◆ **WHAT THE TASK REQUIRES**: Reproduce each line of the listing exactly.

◆ **RECORDS SUPPLIED**:
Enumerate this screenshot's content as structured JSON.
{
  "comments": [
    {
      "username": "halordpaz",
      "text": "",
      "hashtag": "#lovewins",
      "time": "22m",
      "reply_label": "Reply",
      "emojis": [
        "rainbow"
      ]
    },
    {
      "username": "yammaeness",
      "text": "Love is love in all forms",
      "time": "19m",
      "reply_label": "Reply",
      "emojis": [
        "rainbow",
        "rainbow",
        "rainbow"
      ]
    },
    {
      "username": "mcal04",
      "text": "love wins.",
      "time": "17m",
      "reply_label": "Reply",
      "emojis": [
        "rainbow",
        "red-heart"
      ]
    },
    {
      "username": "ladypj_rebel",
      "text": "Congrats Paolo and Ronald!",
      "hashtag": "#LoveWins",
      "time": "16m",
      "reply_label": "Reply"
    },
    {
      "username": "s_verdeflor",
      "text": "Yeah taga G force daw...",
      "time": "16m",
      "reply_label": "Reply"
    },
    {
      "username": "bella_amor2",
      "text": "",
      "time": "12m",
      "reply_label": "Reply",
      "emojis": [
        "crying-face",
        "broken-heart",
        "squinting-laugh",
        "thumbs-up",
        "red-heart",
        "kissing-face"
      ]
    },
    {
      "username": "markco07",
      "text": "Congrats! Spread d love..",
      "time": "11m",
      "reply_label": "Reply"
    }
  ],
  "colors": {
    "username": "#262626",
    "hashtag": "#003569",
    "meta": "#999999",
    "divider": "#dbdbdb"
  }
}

◆ **EXPECTED ANSWER**:
Enumerate this screenshot's content as structured JSON.
{
  "comments": [
    {
      "username": "halordpaz",
      "text": "",
      "hashtag": "#lovewins",
      "time": "22m",
      "reply_label": "Reply",
      "emojis": [
        "rainbow"
      ]
    },
    {
      "username": "yammaeness",
      "text": "Love is love in all forms",
      "time": "19m",
      "reply_label": "Reply",
      "emojis": [
        "rainbow",
        "rainbow",
        "rainbow"
      ]
    },
    {
      "username": "mcal04",
      "text": "love wins.",
      "time": "17m",
      "reply_label": "Reply",
      "emojis": [
        "rainbow",
        "red-heart"
      ]
    },
    {
      "username": "ladypj_rebel",
      "text": "Congrats Paolo and Ronald!",
      "hashtag": "#LoveWins",
      "time": "16m",
      "reply_label": "Reply"
    },
    {
      "username": "s_verdeflor",
      "text": "Yeah taga G force daw...",
      "time": "16m",
      "reply_label": "Reply"
    },
    {
      "username": "bella_amor2",
      "text": "",
      "time": "12m",
      "reply_label": "Reply",
      "emojis": [
        "crying-face",
        "broken-heart",
        "squinting-laugh",
        "thumbs-up",
        "red-heart",
        "kissing-face"
      ]
    },
    {
      "username": "markco07",
      "text": "Congrats! Spread d love..",
      "time": "11m",
      "reply_label": "Reply"
    }
  ],
  "colors": {
    "username": "#262626",
    "hashtag": "#003569",
    "meta": "#999999",
    "divider": "#dbdbdb"
  }
}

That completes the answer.